▸ **TASK**
Set the following entries down again exactly, line by line.

(Collected data entries)
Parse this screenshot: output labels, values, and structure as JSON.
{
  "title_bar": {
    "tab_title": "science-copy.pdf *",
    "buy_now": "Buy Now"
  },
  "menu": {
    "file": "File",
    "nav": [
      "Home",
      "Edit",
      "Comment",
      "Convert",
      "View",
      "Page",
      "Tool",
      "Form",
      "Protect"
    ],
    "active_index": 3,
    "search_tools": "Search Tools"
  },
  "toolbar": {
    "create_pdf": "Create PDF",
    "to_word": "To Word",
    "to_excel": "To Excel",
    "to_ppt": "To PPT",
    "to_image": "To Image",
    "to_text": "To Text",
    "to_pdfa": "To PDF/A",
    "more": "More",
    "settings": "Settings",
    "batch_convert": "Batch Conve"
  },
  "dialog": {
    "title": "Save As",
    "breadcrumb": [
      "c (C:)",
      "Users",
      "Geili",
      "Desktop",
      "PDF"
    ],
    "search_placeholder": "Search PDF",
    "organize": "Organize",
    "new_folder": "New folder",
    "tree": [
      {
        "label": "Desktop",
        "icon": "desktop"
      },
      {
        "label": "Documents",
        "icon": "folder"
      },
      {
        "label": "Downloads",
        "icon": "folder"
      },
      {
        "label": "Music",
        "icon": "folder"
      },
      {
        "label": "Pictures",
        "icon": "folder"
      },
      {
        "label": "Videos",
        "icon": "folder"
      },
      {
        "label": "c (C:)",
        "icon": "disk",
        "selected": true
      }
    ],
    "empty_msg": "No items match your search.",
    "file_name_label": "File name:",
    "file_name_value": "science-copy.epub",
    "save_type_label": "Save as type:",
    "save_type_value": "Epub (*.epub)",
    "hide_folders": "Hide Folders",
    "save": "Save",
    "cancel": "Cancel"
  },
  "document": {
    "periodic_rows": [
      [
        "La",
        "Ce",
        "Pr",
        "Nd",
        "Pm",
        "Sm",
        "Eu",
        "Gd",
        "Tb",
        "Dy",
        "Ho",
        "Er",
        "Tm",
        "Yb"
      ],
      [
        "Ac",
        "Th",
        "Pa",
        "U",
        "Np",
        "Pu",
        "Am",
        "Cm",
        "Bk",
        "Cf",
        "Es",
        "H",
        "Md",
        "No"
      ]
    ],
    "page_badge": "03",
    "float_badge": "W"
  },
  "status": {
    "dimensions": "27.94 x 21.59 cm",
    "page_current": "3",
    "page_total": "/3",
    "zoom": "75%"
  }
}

▸ **REPLY TO THE TASK**
Parse this screenshot: output labels, values, and structure as JSON.
{
  "title_bar": {
    "tab_title": "science-copy.pdf *",
    "buy_now": "Buy Now"
  },
  "menu": {
    "file": "File",
    "nav": [
      "Home",
      "Edit",
      "Comment",
      "Convert",
      "View",
      "Page",
      "Tool",
      "Form",
      "Protect"
    ],
    "active_index": 3,
    "search_tools": "Search Tools"
  },
  "toolbar": {
    "create_pdf": "Create PDF",
    "to_word": "To Word",
    "to_excel": "To Excel",
    "to_ppt": "To PPT",
    "to_image": "To Image",
    "to_text": "To Text",
    "to_pdfa": "To PDF/A",
    "more": "More",
    "settings": "Settings",
    "batch_convert": "Batch Conve"
  },
  "dialog": {
    "title": "Save As",
    "breadcrumb": [
      "c (C:)",
      "Users",
      "Geili",
      "Desktop",
      "PDF"
    ],
    "search_placeholder": "Search PDF",
    "organize": "Organize",
    "new_folder": "New folder",
    "tree": [
      {
        "label": "Desktop",
        "icon": "desktop"
      },
      {
        "label": "Documents",
        "icon": "folder"
      },
      {
        "label": "Downloads",
        "icon": "folder"
      },
      {
        "label": "Music",
        "icon": "folder"
      },
      {
        "label": "Pictures",
        "icon": "folder"
      },
      {
        "label": "Videos",
        "icon": "folder"
      },
      {
        "label": "c (C:)",
        "icon": "disk",
        "selected": true
      }
    ],
    "empty_msg": "No items match your search.",
    "file_name_label": "File name:",
    "file_name_value": "science-copy.epub",
    "save_type_label": "Save as type:",
    "save_type_value": "Epub (*.epub)",
    "hide_folders": "Hide Folders",
    "save": "Save",
    "cancel": "Cancel"
  },
  "document": {
    "periodic_rows": [
      [
        "La",
        "Ce",
        "Pr",
        "Nd",
        "Pm",
        "Sm",
        "Eu",
        "Gd",
        "Tb",
        "Dy",
        "Ho",
        "Er",
        "Tm",
        "Yb"
      ],
      [
        "Ac",
        "Th",
        "Pa",
        "U",
        "Np",
        "Pu",
        "Am",
        "Cm",
        "Bk",
        "Cf",
        "Es",
        "H",
        "Md",
        "No"
      ]
    ],
    "page_badge": "03",
    "float_badge": "W"
  },
  "status": {
    "dimensions": "27.94 x 21.59 cm",
    "page_current": "3",
    "page_total": "/3",
    "zoom": "75%"
  }
}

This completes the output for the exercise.